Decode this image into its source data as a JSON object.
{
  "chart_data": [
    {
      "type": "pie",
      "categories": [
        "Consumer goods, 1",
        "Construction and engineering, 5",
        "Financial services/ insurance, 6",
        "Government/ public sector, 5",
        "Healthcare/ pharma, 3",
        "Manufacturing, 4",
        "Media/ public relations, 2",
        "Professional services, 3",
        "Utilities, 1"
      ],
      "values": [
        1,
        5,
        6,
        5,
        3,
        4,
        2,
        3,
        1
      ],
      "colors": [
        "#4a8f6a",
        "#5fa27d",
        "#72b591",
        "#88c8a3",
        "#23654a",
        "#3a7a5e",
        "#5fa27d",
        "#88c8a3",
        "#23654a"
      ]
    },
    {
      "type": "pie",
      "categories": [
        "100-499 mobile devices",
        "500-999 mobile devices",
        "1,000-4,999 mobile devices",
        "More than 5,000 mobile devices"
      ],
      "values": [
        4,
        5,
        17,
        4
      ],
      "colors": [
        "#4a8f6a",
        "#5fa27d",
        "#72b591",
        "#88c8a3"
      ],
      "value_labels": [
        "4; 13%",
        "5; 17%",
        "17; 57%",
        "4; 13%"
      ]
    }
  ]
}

########################################

Exercise directions —
Report only the count of lines that include the string "public".

Complete answer —
2